[start of Task data]

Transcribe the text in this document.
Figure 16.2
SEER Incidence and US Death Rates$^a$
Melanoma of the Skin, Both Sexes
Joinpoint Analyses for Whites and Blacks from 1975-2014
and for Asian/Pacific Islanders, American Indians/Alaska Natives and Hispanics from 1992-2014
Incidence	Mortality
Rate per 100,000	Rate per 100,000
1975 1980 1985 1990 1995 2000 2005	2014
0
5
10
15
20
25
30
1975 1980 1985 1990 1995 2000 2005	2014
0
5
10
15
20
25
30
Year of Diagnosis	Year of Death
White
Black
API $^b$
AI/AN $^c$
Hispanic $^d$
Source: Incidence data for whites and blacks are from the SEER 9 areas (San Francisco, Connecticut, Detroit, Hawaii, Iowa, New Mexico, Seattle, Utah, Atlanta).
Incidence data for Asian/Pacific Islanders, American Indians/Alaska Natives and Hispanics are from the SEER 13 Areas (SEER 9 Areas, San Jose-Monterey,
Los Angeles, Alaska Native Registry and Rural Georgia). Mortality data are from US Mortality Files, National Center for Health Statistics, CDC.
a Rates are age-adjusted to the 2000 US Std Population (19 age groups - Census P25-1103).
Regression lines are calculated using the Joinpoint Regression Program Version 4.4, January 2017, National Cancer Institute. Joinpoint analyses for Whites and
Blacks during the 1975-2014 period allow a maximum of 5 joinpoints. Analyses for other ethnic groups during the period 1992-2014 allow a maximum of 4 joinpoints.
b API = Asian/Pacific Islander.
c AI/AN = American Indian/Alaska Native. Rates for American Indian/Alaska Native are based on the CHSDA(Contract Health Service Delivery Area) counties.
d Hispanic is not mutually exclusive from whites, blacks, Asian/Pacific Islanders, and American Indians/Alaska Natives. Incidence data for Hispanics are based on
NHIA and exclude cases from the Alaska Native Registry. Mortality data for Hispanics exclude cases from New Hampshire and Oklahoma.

[end of Task data]
[start of Task data]

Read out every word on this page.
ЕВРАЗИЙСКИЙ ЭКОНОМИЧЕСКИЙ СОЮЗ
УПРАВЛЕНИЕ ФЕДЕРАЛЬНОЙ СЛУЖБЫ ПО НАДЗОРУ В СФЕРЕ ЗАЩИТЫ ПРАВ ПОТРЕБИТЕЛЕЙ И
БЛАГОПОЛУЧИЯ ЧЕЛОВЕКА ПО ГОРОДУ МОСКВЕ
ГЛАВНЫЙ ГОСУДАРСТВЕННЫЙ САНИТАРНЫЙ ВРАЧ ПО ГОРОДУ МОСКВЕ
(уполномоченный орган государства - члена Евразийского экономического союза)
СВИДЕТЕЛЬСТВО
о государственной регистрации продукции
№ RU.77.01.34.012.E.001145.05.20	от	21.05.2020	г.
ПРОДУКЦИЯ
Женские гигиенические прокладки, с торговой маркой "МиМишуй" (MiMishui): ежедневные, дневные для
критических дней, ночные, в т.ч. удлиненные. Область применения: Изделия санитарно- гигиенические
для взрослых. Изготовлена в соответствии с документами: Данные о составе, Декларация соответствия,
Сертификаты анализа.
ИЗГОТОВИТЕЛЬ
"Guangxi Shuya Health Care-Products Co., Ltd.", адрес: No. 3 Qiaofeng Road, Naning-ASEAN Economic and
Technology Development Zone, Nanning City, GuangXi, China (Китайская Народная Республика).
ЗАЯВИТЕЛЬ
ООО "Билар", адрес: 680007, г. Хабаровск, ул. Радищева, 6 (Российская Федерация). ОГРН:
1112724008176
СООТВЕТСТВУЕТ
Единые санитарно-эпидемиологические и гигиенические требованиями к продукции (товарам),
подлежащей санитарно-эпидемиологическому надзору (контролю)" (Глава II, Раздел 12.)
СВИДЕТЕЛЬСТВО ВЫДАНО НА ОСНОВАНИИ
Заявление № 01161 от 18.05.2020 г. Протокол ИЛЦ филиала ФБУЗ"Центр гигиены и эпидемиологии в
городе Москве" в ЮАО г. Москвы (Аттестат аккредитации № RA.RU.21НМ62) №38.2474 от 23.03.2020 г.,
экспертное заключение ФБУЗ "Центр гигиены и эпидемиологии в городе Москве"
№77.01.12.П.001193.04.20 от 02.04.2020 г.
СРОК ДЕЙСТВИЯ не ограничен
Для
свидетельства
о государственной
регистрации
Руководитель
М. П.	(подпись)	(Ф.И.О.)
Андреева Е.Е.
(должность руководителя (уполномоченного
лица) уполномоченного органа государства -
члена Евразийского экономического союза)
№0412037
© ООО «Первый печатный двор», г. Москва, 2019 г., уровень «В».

[end of Task data]

Written problem:
Determine the number of lines in the entries above where the string "based" appears. Answer with the number alone.

Right answer:
2